Figure record listings:
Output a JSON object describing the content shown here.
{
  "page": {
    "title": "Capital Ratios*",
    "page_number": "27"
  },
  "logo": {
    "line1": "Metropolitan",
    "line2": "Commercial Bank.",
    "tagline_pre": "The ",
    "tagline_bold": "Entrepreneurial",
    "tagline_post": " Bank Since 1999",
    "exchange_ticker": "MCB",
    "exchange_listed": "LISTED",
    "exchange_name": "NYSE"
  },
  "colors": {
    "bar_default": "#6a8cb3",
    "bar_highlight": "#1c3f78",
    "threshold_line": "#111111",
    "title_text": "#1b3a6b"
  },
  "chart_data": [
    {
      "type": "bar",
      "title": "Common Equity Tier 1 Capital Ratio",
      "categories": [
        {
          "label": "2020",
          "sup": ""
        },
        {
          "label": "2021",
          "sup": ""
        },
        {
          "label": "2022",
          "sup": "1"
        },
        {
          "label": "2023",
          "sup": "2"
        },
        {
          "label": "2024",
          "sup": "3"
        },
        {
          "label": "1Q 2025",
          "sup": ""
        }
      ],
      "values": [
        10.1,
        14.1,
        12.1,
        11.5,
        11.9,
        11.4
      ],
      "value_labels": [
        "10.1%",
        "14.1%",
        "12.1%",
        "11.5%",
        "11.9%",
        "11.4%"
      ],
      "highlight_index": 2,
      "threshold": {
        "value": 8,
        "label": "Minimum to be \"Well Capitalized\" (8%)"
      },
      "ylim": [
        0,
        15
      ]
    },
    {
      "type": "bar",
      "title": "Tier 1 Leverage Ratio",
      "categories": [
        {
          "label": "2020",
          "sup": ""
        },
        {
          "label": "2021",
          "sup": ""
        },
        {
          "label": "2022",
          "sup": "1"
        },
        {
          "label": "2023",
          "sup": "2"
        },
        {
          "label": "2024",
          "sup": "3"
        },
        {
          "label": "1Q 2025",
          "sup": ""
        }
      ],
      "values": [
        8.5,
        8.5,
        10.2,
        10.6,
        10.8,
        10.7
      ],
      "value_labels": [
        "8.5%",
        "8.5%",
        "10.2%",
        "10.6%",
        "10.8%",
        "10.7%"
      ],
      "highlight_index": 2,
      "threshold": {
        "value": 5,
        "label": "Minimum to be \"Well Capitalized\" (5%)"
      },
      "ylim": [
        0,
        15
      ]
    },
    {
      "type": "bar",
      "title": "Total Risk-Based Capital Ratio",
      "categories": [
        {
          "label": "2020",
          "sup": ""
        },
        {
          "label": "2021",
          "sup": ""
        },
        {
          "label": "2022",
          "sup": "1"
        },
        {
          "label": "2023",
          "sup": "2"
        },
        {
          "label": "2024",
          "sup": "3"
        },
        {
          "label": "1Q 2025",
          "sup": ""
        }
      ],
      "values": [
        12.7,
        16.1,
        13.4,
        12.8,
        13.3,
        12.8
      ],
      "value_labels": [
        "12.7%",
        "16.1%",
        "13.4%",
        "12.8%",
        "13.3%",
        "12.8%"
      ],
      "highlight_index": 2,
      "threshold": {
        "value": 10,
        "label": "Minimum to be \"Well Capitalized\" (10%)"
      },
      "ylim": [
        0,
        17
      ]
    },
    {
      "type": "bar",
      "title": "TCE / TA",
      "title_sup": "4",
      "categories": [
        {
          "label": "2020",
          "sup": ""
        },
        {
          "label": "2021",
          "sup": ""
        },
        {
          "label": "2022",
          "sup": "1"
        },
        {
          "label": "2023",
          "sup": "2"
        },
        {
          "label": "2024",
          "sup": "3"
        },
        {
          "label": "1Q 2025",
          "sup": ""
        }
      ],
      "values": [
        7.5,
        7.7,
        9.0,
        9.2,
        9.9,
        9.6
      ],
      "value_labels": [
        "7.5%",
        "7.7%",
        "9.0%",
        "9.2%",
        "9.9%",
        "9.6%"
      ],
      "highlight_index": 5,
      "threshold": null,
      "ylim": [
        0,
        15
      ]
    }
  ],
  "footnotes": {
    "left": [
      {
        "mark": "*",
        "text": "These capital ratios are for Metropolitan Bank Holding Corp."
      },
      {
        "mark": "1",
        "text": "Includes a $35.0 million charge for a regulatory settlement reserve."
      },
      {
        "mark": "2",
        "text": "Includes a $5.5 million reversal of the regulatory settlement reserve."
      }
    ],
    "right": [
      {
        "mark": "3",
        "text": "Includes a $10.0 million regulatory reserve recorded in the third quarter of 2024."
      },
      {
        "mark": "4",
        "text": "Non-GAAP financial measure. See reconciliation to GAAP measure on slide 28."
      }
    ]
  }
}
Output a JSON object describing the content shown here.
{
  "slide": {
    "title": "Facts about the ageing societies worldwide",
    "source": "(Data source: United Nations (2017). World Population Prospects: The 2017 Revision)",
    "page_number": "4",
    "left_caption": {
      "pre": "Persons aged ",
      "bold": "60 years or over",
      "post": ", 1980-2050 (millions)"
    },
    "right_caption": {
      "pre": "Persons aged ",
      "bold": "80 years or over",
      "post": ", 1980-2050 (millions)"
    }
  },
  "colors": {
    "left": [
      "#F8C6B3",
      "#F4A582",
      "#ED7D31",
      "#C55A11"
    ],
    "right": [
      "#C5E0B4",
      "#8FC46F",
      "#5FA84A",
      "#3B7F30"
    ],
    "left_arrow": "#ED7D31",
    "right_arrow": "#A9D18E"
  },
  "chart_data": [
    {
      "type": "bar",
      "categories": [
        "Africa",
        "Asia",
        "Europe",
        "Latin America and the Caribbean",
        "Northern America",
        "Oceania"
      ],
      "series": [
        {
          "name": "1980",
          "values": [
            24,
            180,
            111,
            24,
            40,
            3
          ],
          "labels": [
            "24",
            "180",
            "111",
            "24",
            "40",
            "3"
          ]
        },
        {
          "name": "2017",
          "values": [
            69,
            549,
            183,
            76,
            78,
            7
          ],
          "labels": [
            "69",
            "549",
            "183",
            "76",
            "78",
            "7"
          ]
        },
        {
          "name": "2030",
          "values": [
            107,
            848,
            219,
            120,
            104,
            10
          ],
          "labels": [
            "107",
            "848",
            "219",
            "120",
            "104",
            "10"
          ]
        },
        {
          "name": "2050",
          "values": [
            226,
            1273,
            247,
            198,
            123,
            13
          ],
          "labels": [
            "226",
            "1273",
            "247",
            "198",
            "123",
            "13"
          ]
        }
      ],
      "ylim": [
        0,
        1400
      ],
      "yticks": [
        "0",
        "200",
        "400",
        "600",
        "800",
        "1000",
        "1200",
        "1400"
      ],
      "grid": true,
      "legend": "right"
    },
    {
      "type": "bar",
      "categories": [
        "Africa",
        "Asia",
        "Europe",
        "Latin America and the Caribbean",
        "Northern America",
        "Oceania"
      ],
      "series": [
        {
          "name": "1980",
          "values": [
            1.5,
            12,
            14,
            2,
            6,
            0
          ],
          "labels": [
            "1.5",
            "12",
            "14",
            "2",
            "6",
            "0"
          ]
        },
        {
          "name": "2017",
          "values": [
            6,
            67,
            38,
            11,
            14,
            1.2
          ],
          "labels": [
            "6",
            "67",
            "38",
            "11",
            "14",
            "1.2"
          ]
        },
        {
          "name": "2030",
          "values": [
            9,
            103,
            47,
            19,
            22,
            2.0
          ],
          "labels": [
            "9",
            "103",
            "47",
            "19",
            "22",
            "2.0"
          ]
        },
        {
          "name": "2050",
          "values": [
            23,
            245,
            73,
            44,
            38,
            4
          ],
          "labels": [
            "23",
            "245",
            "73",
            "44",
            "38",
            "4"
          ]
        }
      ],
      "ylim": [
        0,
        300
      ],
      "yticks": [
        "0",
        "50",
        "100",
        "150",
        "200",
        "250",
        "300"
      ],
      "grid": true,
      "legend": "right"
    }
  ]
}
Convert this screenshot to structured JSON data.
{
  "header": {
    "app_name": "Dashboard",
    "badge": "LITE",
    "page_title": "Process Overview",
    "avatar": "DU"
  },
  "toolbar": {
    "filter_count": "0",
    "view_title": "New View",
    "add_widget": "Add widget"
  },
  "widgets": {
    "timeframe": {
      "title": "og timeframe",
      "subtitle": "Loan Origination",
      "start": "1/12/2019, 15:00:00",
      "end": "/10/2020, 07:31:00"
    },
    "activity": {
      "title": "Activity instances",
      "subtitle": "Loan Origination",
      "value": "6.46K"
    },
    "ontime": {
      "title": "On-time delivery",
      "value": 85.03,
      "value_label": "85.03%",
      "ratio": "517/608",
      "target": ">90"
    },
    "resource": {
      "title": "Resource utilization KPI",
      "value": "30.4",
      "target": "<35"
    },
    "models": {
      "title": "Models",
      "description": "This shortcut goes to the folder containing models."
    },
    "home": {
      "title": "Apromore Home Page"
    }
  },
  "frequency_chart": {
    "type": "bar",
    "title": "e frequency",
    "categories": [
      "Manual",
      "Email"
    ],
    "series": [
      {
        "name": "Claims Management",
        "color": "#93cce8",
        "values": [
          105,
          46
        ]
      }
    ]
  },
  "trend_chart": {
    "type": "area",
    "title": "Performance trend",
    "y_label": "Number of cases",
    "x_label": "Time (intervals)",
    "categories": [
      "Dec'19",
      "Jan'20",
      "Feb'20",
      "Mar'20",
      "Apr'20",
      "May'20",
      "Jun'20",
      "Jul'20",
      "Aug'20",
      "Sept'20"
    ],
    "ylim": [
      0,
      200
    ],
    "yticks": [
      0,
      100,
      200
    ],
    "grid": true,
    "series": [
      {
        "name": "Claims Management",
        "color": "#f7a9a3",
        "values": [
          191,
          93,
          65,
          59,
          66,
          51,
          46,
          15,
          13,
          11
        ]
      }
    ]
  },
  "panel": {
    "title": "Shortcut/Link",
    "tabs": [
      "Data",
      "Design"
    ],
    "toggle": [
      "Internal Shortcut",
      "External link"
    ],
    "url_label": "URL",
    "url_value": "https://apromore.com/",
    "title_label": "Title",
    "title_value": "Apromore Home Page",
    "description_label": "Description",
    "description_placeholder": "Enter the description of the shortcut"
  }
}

## [Stated problem]
In the records, locate each line holding the string "Metropolitan" and copy it.

## [Final answer]
    "line1": "Metropolitan",
        "text": "These capital ratios are for Metropolitan Bank Holding Corp."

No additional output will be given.